→ **Figure record extracts**

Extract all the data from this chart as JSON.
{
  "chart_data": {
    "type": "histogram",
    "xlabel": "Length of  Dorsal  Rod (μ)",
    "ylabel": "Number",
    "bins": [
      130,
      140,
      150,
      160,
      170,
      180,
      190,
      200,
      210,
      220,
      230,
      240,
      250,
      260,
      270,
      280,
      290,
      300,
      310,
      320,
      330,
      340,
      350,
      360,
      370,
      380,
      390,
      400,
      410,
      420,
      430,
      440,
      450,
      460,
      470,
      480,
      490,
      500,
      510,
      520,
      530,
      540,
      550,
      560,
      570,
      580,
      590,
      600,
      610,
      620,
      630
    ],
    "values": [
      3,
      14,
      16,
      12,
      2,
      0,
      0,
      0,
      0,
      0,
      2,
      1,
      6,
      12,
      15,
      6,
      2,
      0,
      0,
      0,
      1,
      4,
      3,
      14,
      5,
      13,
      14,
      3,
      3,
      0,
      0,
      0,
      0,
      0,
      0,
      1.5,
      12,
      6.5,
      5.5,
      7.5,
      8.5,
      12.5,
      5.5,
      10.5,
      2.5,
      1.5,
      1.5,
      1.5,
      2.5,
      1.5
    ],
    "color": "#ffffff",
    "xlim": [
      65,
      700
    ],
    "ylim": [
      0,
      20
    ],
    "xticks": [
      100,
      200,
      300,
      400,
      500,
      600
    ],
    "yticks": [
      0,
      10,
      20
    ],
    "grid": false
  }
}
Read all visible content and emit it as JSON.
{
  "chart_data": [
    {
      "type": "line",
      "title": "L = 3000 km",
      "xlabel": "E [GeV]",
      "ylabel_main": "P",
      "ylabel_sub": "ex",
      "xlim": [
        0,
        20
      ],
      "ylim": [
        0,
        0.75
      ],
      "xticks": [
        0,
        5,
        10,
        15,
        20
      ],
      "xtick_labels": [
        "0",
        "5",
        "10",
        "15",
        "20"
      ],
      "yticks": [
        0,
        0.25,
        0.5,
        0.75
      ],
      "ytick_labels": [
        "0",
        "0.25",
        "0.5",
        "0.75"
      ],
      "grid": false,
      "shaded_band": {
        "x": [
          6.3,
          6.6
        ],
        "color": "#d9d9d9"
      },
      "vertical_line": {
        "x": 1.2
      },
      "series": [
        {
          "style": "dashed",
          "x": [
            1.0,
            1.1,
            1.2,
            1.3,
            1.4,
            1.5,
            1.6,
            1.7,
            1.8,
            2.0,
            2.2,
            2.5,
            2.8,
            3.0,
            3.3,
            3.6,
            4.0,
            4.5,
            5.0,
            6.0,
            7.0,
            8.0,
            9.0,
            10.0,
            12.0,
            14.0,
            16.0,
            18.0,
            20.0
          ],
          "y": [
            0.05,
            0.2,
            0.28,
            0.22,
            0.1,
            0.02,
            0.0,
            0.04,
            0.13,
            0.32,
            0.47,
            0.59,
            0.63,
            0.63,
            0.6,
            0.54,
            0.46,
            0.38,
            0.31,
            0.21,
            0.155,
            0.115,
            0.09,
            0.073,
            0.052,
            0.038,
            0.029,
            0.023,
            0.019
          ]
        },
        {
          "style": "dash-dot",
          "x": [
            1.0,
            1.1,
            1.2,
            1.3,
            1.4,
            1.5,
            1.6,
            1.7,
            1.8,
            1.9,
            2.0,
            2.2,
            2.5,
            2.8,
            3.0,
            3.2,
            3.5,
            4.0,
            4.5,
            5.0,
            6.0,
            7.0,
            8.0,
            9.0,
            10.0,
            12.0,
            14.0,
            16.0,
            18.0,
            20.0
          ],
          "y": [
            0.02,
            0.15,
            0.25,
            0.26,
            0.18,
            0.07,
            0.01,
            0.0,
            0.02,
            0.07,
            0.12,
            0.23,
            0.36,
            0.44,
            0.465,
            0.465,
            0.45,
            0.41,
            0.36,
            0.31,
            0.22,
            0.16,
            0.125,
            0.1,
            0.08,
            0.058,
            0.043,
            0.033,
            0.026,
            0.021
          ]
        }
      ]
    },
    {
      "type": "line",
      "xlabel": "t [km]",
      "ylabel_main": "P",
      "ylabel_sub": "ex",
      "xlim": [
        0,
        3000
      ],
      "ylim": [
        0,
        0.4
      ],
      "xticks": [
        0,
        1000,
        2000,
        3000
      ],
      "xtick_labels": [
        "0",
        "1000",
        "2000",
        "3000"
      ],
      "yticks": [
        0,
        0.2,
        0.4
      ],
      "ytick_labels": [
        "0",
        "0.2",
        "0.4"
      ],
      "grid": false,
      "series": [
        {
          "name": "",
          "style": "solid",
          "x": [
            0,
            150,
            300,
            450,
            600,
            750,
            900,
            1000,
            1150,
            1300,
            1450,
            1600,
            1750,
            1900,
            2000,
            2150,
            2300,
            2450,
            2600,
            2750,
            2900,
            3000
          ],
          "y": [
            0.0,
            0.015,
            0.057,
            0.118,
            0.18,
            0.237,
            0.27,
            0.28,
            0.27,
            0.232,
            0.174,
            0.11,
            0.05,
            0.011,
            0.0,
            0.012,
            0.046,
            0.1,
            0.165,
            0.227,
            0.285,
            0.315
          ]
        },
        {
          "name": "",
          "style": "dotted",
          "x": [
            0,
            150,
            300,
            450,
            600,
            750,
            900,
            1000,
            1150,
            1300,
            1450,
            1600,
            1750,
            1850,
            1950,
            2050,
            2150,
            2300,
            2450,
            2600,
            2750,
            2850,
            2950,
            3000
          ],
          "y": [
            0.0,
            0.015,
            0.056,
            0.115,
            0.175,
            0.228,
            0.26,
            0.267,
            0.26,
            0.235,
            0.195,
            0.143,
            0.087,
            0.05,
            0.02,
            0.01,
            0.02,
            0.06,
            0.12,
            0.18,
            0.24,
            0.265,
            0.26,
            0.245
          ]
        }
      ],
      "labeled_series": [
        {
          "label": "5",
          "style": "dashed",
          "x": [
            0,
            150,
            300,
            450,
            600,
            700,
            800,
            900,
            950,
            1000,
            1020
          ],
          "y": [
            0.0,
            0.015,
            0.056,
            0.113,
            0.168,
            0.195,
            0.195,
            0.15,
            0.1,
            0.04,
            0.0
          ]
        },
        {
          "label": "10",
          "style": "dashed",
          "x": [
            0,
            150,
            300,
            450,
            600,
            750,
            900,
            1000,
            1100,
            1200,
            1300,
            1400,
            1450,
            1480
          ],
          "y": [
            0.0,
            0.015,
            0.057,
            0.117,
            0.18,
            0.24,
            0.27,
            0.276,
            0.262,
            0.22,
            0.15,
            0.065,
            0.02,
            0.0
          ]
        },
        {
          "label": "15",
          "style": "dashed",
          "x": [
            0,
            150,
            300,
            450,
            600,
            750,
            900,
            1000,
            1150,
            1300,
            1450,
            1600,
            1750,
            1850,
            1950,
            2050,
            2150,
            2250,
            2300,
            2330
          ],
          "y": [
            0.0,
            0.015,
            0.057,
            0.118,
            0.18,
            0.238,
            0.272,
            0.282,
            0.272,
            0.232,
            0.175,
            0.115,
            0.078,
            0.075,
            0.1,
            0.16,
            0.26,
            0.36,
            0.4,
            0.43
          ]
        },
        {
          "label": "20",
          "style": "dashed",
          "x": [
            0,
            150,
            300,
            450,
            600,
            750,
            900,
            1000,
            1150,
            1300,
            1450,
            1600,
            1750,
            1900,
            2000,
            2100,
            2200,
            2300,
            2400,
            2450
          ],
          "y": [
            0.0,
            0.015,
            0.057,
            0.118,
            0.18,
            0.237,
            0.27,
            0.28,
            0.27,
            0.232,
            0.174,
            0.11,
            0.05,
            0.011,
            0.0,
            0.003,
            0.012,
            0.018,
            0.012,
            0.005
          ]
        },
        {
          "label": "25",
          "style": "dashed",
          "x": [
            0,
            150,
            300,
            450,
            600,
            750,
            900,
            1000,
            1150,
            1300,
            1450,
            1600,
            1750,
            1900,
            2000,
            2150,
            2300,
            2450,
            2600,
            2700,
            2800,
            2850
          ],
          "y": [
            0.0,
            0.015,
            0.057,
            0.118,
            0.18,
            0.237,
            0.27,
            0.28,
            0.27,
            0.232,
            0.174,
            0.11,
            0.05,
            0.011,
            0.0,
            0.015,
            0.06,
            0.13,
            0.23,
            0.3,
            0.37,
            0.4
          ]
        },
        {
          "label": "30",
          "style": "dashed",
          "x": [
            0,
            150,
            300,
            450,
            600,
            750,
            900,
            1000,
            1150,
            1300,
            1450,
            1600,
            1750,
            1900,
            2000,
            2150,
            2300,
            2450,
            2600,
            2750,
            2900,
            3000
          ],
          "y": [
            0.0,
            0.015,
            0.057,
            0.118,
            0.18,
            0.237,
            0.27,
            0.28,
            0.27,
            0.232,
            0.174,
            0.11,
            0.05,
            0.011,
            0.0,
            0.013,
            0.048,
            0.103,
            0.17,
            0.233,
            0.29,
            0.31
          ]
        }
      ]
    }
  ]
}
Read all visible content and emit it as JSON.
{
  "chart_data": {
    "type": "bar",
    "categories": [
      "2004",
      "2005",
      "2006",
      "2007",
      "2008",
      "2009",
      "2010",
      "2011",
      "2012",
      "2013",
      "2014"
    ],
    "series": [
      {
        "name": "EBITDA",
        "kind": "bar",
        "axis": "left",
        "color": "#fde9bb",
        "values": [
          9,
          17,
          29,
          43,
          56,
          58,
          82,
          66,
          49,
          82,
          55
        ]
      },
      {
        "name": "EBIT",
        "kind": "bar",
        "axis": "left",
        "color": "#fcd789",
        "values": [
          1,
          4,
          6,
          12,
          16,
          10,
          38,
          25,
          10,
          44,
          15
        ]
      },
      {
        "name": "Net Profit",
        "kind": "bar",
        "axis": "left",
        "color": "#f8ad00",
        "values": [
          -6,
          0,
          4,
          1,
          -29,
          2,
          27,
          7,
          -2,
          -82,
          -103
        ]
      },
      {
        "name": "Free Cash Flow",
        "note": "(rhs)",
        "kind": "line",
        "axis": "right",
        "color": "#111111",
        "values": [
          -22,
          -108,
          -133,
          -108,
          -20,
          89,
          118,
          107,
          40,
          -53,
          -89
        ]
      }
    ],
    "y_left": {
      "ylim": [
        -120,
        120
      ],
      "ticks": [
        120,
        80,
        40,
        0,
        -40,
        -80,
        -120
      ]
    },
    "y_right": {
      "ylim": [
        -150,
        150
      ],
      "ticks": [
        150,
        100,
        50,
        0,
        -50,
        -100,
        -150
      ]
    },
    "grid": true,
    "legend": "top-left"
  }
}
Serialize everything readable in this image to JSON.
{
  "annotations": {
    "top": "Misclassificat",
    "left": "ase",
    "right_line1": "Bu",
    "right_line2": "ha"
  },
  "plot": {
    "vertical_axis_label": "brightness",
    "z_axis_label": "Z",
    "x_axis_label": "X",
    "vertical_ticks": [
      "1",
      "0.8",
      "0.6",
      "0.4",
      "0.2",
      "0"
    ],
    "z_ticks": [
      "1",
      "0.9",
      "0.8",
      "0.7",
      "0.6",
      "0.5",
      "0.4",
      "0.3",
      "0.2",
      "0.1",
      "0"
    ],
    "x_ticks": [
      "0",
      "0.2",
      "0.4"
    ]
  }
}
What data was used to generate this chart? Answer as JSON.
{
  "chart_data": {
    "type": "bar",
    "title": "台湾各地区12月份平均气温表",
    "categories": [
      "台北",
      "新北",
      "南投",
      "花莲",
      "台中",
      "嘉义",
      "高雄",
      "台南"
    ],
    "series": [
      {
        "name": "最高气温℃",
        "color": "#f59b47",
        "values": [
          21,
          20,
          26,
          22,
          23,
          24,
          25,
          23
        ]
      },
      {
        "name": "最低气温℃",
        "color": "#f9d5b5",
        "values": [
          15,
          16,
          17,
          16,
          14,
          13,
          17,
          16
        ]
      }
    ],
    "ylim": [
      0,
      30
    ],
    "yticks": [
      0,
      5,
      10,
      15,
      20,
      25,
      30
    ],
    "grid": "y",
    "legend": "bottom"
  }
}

→ **WORK TO BE COMPLETED**
Choose all lines containing the string "grid" and copy them out.

→ **FULL RESPONSE**
    "grid": false
      "grid": false,
      "grid": false,
    "grid": true,
    "grid": "y",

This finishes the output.